## START Extracted data
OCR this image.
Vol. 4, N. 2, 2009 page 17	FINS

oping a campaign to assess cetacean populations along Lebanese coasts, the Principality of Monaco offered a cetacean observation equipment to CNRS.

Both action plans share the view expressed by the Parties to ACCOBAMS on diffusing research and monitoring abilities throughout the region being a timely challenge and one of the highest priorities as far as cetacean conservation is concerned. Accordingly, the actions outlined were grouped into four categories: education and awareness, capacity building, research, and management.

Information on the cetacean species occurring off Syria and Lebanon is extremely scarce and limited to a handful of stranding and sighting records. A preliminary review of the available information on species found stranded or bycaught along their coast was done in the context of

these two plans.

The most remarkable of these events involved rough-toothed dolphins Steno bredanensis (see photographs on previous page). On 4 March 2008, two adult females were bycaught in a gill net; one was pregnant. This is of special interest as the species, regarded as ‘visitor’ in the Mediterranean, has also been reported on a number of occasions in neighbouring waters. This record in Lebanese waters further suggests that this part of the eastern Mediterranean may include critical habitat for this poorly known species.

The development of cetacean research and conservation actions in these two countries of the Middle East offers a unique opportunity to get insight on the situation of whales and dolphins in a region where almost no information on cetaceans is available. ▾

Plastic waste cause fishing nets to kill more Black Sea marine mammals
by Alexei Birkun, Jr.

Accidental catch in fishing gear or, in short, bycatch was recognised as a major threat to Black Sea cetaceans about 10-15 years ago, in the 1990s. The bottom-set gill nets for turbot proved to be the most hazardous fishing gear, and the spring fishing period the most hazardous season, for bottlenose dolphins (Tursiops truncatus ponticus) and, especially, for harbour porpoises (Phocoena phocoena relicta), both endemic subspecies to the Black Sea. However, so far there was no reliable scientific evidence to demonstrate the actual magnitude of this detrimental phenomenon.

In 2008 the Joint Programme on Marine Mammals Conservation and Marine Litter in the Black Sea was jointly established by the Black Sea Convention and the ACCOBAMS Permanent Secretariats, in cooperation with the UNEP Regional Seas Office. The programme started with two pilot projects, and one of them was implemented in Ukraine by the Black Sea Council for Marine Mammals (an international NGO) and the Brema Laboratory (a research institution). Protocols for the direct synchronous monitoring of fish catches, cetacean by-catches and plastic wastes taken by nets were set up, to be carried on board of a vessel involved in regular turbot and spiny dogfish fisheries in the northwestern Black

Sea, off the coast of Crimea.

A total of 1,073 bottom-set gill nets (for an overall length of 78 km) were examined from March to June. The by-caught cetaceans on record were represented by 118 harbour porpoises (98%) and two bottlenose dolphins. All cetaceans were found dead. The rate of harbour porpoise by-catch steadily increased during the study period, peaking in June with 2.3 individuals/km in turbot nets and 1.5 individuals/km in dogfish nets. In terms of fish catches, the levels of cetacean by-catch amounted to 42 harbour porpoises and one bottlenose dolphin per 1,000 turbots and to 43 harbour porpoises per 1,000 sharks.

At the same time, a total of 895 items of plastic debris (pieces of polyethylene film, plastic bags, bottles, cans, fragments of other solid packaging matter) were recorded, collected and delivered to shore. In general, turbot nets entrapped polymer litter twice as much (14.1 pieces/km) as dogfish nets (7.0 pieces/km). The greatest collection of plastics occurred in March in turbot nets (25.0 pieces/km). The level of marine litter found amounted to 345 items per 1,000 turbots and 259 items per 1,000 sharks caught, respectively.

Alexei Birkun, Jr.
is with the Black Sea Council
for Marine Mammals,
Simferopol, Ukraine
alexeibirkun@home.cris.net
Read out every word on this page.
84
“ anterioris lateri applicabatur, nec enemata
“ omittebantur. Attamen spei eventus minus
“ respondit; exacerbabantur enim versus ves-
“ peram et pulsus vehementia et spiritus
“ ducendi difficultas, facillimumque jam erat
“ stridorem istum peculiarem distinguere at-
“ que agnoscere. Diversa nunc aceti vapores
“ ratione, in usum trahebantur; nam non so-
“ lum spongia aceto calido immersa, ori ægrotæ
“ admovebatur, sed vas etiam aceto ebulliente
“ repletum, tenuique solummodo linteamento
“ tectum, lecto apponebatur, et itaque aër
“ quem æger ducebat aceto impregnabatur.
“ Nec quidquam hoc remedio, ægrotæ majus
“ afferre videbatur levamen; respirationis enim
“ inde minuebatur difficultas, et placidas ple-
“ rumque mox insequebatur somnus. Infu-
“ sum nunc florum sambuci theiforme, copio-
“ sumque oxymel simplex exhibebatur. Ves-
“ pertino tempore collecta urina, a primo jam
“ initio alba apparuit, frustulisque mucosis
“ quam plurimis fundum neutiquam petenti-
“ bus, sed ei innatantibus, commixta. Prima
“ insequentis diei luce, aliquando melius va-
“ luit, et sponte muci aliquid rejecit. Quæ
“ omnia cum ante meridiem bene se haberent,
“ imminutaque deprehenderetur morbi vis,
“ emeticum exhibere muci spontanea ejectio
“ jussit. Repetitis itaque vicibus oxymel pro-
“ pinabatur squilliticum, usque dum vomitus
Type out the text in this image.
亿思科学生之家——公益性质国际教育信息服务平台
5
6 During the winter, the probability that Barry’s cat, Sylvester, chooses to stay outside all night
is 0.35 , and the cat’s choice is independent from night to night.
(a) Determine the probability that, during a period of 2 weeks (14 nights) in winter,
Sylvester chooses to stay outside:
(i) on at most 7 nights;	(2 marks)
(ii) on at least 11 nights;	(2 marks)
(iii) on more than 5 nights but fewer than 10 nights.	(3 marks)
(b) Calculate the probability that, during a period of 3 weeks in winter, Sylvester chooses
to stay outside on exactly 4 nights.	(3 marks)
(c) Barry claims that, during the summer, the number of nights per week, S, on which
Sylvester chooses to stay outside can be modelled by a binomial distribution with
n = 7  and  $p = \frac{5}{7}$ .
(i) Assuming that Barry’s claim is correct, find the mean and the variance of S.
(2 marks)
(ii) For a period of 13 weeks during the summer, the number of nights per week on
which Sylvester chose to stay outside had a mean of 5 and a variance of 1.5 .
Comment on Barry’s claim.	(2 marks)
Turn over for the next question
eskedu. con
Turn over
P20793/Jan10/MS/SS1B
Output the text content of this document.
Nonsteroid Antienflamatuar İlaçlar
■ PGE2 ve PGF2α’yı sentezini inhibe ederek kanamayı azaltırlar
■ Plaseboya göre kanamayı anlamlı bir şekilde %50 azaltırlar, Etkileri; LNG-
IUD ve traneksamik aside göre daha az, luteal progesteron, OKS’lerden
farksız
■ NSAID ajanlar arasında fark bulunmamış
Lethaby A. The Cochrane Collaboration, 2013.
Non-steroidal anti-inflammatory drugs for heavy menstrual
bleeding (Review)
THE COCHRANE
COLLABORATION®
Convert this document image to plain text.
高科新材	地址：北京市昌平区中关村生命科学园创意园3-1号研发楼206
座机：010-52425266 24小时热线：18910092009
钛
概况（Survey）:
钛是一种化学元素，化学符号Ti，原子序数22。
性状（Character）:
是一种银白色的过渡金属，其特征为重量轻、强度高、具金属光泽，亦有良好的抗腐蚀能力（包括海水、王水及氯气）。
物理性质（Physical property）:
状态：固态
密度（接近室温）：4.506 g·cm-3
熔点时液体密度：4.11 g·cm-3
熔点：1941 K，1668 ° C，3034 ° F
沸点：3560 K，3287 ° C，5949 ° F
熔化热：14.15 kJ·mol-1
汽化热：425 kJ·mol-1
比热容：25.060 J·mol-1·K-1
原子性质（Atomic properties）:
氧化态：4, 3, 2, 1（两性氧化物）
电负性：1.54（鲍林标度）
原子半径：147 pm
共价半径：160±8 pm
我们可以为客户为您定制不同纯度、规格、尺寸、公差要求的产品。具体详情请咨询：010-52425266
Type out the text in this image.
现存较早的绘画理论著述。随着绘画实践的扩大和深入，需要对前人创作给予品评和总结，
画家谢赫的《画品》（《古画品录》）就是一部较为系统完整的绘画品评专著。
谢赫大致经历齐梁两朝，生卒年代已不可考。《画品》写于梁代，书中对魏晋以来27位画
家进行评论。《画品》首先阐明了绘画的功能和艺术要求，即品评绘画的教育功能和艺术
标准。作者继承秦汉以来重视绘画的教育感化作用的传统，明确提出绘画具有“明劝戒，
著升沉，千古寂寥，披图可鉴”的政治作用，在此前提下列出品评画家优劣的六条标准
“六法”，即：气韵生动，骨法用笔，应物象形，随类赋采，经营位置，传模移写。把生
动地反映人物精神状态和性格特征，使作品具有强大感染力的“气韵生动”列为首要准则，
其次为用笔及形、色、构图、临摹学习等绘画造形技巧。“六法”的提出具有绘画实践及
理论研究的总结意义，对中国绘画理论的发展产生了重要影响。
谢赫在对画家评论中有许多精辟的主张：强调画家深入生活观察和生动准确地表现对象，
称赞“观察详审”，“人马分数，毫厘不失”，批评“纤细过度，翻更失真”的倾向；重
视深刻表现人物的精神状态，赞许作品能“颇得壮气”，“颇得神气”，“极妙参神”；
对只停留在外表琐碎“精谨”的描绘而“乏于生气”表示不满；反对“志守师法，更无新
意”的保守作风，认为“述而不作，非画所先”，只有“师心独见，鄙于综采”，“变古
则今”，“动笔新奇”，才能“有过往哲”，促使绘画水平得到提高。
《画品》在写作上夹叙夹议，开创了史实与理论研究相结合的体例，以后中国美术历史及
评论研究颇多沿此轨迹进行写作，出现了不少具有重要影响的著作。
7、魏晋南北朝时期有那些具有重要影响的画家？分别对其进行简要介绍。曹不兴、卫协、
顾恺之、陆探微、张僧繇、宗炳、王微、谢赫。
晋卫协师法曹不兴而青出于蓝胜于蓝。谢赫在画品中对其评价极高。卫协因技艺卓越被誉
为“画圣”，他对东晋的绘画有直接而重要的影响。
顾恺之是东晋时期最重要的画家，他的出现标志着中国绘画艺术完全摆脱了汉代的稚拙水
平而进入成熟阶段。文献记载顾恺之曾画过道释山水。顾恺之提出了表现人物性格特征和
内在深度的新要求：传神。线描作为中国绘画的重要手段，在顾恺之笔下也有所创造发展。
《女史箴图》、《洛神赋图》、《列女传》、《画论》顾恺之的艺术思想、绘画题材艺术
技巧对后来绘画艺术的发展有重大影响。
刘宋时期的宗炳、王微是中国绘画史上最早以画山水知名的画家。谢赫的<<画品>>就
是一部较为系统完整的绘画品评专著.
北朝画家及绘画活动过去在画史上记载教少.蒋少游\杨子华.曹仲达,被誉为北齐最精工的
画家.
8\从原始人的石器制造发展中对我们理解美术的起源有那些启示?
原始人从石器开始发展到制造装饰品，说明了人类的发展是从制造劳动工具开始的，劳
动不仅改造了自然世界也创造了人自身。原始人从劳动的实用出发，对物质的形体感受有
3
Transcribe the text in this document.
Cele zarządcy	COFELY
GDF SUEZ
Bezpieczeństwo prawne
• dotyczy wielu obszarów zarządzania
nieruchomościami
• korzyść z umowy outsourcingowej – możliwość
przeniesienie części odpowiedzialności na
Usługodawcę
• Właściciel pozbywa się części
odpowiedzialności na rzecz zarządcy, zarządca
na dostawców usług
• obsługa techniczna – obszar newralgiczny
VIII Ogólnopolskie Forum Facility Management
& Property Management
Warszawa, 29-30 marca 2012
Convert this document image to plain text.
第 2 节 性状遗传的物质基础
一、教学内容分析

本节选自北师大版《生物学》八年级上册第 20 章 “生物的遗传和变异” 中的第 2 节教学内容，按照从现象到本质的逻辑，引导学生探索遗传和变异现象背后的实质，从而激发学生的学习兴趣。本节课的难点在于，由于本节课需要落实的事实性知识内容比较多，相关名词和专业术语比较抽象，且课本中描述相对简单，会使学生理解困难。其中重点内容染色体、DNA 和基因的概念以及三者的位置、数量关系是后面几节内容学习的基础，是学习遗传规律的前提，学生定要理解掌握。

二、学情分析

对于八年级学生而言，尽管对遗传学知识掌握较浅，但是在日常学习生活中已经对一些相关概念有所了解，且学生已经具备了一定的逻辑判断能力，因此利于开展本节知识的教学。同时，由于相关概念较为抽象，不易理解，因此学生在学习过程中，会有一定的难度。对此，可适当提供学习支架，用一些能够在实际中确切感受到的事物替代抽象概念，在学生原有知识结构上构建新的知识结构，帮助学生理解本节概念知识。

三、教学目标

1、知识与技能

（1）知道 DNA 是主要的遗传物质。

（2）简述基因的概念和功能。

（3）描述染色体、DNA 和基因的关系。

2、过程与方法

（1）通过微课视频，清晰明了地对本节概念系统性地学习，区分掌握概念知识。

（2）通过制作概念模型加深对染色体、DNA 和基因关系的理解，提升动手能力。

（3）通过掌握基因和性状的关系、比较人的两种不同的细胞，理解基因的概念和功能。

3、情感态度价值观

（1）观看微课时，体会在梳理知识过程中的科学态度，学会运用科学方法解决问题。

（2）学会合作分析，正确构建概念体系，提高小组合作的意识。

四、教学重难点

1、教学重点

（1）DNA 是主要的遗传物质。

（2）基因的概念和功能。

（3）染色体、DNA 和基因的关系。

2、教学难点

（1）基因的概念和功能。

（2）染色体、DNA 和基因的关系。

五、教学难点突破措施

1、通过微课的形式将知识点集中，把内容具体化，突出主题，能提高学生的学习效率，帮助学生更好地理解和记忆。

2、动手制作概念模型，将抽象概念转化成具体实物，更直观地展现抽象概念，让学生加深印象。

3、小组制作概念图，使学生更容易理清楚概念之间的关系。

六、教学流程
## END Extracted data
> Directions for this task:
Find the word "more" in the material, then list each line that holds it.

> Answer to the exercise:
Plastic waste cause fishing nets to kill more Black Sea marine mammals
(iii) on more than 5 nights but fewer than 10 nights.	(3 marks)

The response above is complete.